Transcribe each entry below exactly. Pictures do not go in the copy.
┌────────
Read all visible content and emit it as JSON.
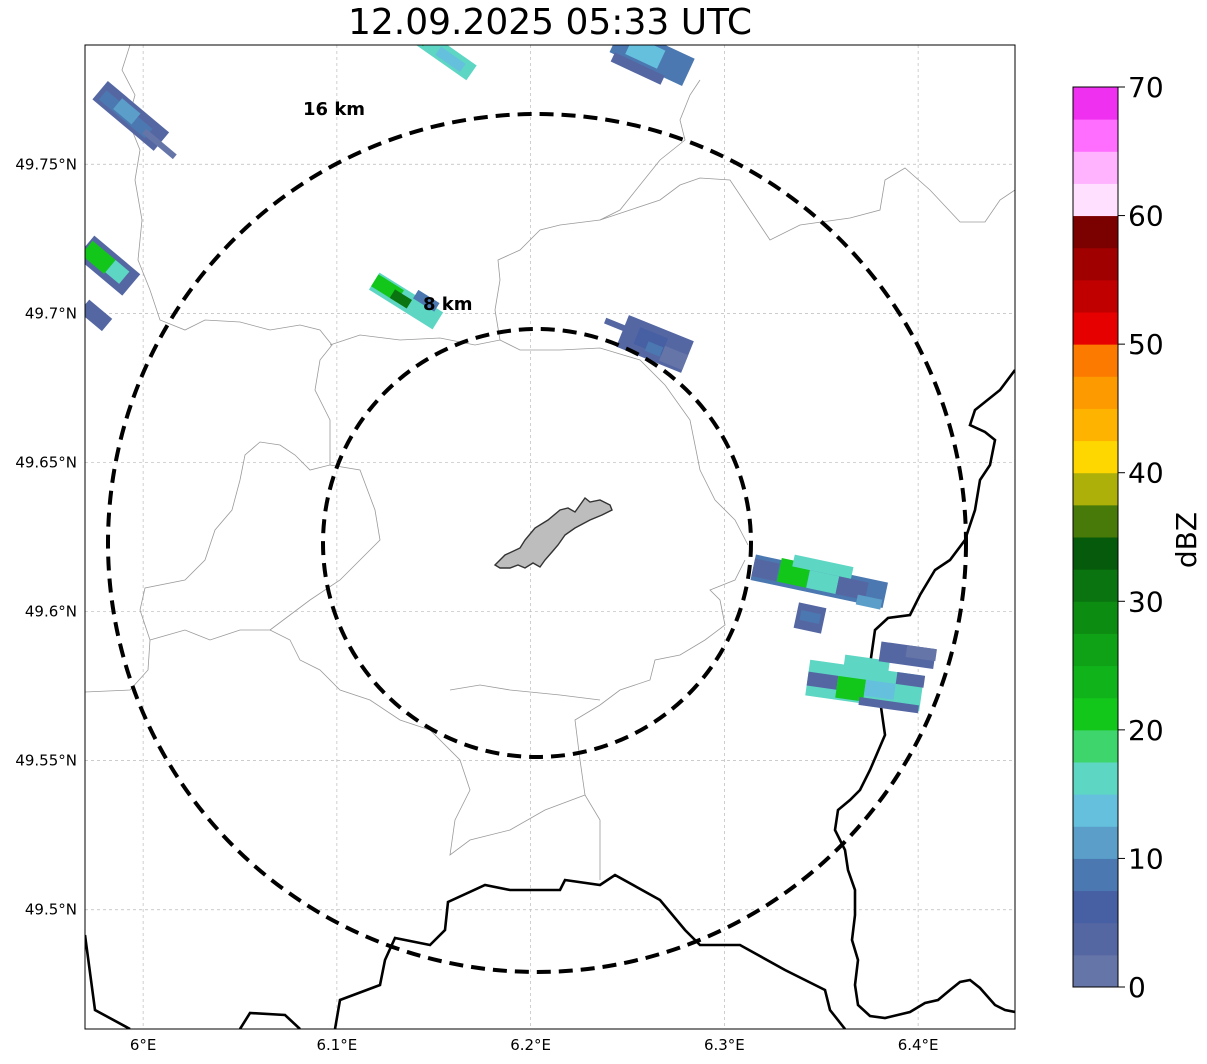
{
  "title": "12.09.2025 05:33 UTC",
  "map": {
    "lon_range": [
      5.97,
      6.45
    ],
    "lat_range": [
      49.46,
      49.79
    ],
    "lon_ticks": [
      {
        "value": 6.0,
        "label": "6°E"
      },
      {
        "value": 6.1,
        "label": "6.1°E"
      },
      {
        "value": 6.2,
        "label": "6.2°E"
      },
      {
        "value": 6.3,
        "label": "6.3°E"
      },
      {
        "value": 6.4,
        "label": "6.4°E"
      }
    ],
    "lat_ticks": [
      {
        "value": 49.75,
        "label": "49.75°N"
      },
      {
        "value": 49.7,
        "label": "49.7°N"
      },
      {
        "value": 49.65,
        "label": "49.65°N"
      },
      {
        "value": 49.6,
        "label": "49.6°N"
      },
      {
        "value": 49.55,
        "label": "49.55°N"
      },
      {
        "value": 49.5,
        "label": "49.5°N"
      }
    ],
    "grid": true,
    "range_rings": [
      {
        "label": "8 km"
      },
      {
        "label": "16 km"
      }
    ]
  },
  "colorbar": {
    "label": "dBZ",
    "min": 0,
    "max": 70,
    "ticks": [
      {
        "value": 0,
        "label": "0"
      },
      {
        "value": 10,
        "label": "10"
      },
      {
        "value": 20,
        "label": "20"
      },
      {
        "value": 30,
        "label": "30"
      },
      {
        "value": 40,
        "label": "40"
      },
      {
        "value": 50,
        "label": "50"
      },
      {
        "value": 60,
        "label": "60"
      },
      {
        "value": 70,
        "label": "70"
      }
    ],
    "colors": [
      "#6675a8",
      "#5567a3",
      "#4660a3",
      "#4b78b0",
      "#5a9ec9",
      "#64c0dd",
      "#5ed6c4",
      "#3ed66c",
      "#12c61a",
      "#10b41a",
      "#0fa216",
      "#0d8c12",
      "#0a7410",
      "#055a0b",
      "#477a08",
      "#aeb00a",
      "#fed700",
      "#feb300",
      "#fd9a00",
      "#fd7a00",
      "#e60000",
      "#c00000",
      "#a00000",
      "#7b0000",
      "#ffe0ff",
      "#ffb3ff",
      "#ff6eff",
      "#f030f0"
    ]
  }
}
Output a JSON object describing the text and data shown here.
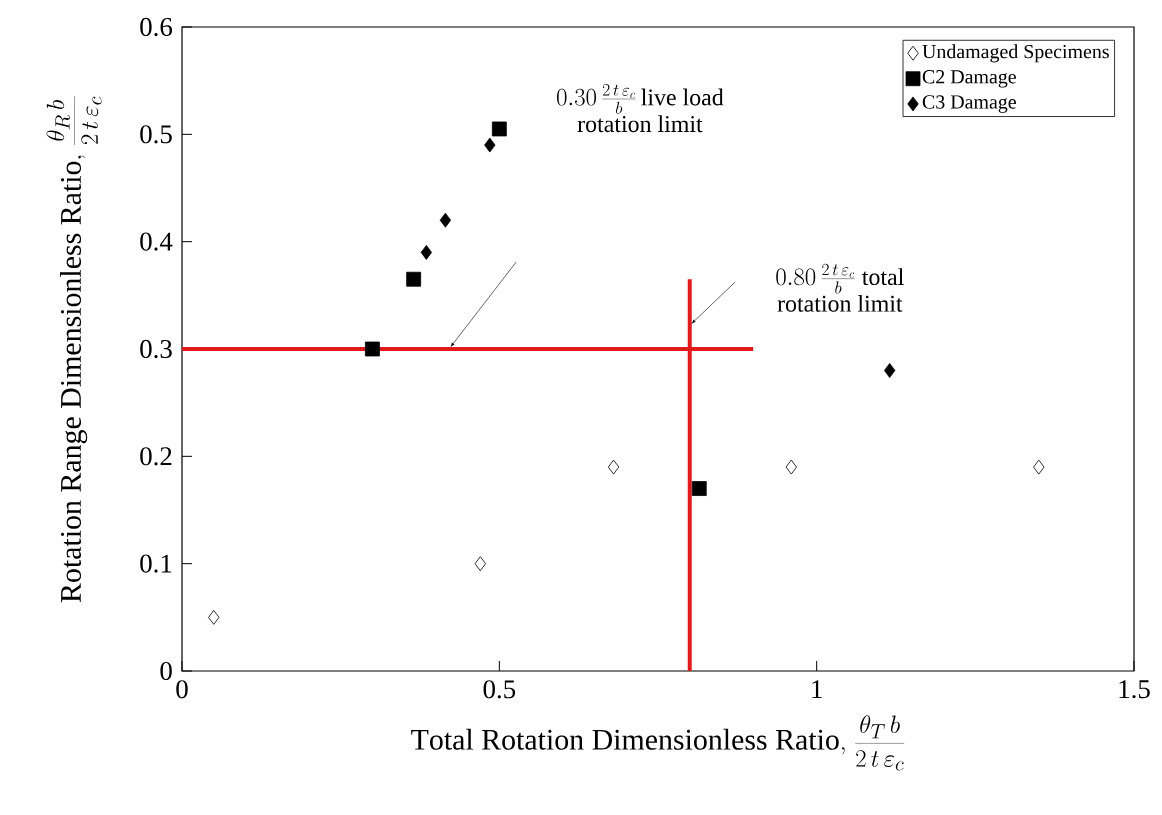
{
  "chart_data": {
    "type": "scatter",
    "xlabel": "\\mathrm{Total\\ Rotation\\ Dimensionless\\ Ratio,}\\ \\frac{\\theta_{T}\\,b}{2\\,t\\,\\varepsilon_{c}}",
    "ylabel": "\\mathrm{Rotation\\ Range\\ Dimensionless\\ Ratio,}\\ \\frac{\\theta_{R}\\,b}{2\\,t\\,\\varepsilon_{c}}",
    "xlim": [
      0,
      1.5
    ],
    "ylim": [
      0,
      0.6
    ],
    "xticks": [
      0,
      0.5,
      1,
      1.5
    ],
    "yticks": [
      0,
      0.1,
      0.2,
      0.3,
      0.4,
      0.5,
      0.6
    ],
    "grid": false,
    "legend": "top right",
    "series": [
      {
        "name": "Undamaged Specimens",
        "color": "#ffffff",
        "marker": "diamond",
        "x": [
          0.05,
          0.47,
          0.68,
          0.81,
          0.96,
          1.35
        ],
        "values": [
          0.05,
          0.1,
          0.19,
          null,
          0.19,
          0.19
        ]
      },
      {
        "name": "C2 Damage",
        "color": "#000000",
        "marker": "square",
        "x": [
          0.3,
          0.365,
          0.5,
          0.815
        ],
        "values": [
          0.3,
          0.365,
          0.505,
          0.17
        ]
      },
      {
        "name": "C3 Damage",
        "color": "#000000",
        "marker": "diamond",
        "x": [
          0.385,
          0.415,
          0.485,
          1.115
        ],
        "values": [
          0.39,
          0.42,
          0.49,
          0.28
        ]
      },
      {
        "type": "line",
        "color": "#e31a1c",
        "marker": "none",
        "line_style": "solid",
        "x": [
          0,
          0.9
        ],
        "values": [
          0.3,
          0.3
        ]
      },
      {
        "type": "line",
        "color": "#e31a1c",
        "marker": "none",
        "line_style": "solid",
        "x": [
          0.8,
          0.8
        ],
        "values": [
          0,
          0.365
        ]
      }
    ],
    "annotations": [
      "\\begin{array}{c}0.30\\,\\frac{2\\,t\\,\\varepsilon_{c}}{b}\\,\\mathrm{live\\ load}\\\\ \\mathrm{rotation\\ limit}\\end{array}",
      "\\begin{array}{c}0.80\\,\\frac{2\\,t\\,\\varepsilon_{c}}{b}\\ \\mathrm{total}\\\\ \\mathrm{rotation\\ limit}\\end{array}"
    ]
  }
}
└────────
» **Answer to this exercise**:
Read all visible content and emit it as JSON.
{
  "title": "12.09.2025 05:33 UTC",
  "map": {
    "lon_range": [
      5.97,
      6.45
    ],
    "lat_range": [
      49.46,
      49.79
    ],
    "lon_ticks": [
      {
        "value": 6.0,
        "label": "6°E"
      },
      {
        "value": 6.1,
        "label": "6.1°E"
      },
      {
        "value": 6.2,
        "label": "6.2°E"
      },
      {
        "value": 6.3,
        "label": "6.3°E"
      },
      {
        "value": 6.4,
        "label": "6.4°E"
      }
    ],
    "lat_ticks": [
      {
        "value": 49.75,
        "label": "49.75°N"
      },
      {
        "value": 49.7,
        "label": "49.7°N"
      },
      {
        "value": 49.65,
        "label": "49.65°N"
      },
      {
        "value": 49.6,
        "label": "49.6°N"
      },
      {
        "value": 49.55,
        "label": "49.55°N"
      },
      {
        "value": 49.5,
        "label": "49.5°N"
      }
    ],
    "grid": true,
    "range_rings": [
      {
        "label": "8 km"
      },
      {
        "label": "16 km"
      }
    ]
  },
  "colorbar": {
    "label": "dBZ",
    "min": 0,
    "max": 70,
    "ticks": [
      {
        "value": 0,
        "label": "0"
      },
      {
        "value": 10,
        "label": "10"
      },
      {
        "value": 20,
        "label": "20"
      },
      {
        "value": 30,
        "label": "30"
      },
      {
        "value": 40,
        "label": "40"
      },
      {
        "value": 50,
        "label": "50"
      },
      {
        "value": 60,
        "label": "60"
      },
      {
        "value": 70,
        "label": "70"
      }
    ],
    "colors": [
      "#6675a8",
      "#5567a3",
      "#4660a3",
      "#4b78b0",
      "#5a9ec9",
      "#64c0dd",
      "#5ed6c4",
      "#3ed66c",
      "#12c61a",
      "#10b41a",
      "#0fa216",
      "#0d8c12",
      "#0a7410",
      "#055a0b",
      "#477a08",
      "#aeb00a",
      "#fed700",
      "#feb300",
      "#fd9a00",
      "#fd7a00",
      "#e60000",
      "#c00000",
      "#a00000",
      "#7b0000",
      "#ffe0ff",
      "#ffb3ff",
      "#ff6eff",
      "#f030f0"
    ]
  }
}
Output a JSON object describing the text and data shown here.
{
  "chart_data": {
    "type": "scatter",
    "xlabel": "\\mathrm{Total\\ Rotation\\ Dimensionless\\ Ratio,}\\ \\frac{\\theta_{T}\\,b}{2\\,t\\,\\varepsilon_{c}}",
    "ylabel": "\\mathrm{Rotation\\ Range\\ Dimensionless\\ Ratio,}\\ \\frac{\\theta_{R}\\,b}{2\\,t\\,\\varepsilon_{c}}",
    "xlim": [
      0,
      1.5
    ],
    "ylim": [
      0,
      0.6
    ],
    "xticks": [
      0,
      0.5,
      1,
      1.5
    ],
    "yticks": [
      0,
      0.1,
      0.2,
      0.3,
      0.4,
      0.5,
      0.6
    ],
    "grid": false,
    "legend": "top right",
    "series": [
      {
        "name": "Undamaged Specimens",
        "color": "#ffffff",
        "marker": "diamond",
        "x": [
          0.05,
          0.47,
          0.68,
          0.81,
          0.96,
          1.35
        ],
        "values": [
          0.05,
          0.1,
          0.19,
          null,
          0.19,
          0.19
        ]
      },
      {
        "name": "C2 Damage",
        "color": "#000000",
        "marker": "square",
        "x": [
          0.3,
          0.365,
          0.5,
          0.815
        ],
        "values": [
          0.3,
          0.365,
          0.505,
          0.17
        ]
      },
      {
        "name": "C3 Damage",
        "color": "#000000",
        "marker": "diamond",
        "x": [
          0.385,
          0.415,
          0.485,
          1.115
        ],
        "values": [
          0.39,
          0.42,
          0.49,
          0.28
        ]
      },
      {
        "type": "line",
        "color": "#e31a1c",
        "marker": "none",
        "line_style": "solid",
        "x": [
          0,
          0.9
        ],
        "values": [
          0.3,
          0.3
        ]
      },
      {
        "type": "line",
        "color": "#e31a1c",
        "marker": "none",
        "line_style": "solid",
        "x": [
          0.8,
          0.8
        ],
        "values": [
          0,
          0.365
        ]
      }
    ],
    "annotations": [
      "\\begin{array}{c}0.30\\,\\frac{2\\,t\\,\\varepsilon_{c}}{b}\\,\\mathrm{live\\ load}\\\\ \\mathrm{rotation\\ limit}\\end{array}",
      "\\begin{array}{c}0.80\\,\\frac{2\\,t\\,\\varepsilon_{c}}{b}\\ \\mathrm{total}\\\\ \\mathrm{rotation\\ limit}\\end{array}"
    ]
  }
}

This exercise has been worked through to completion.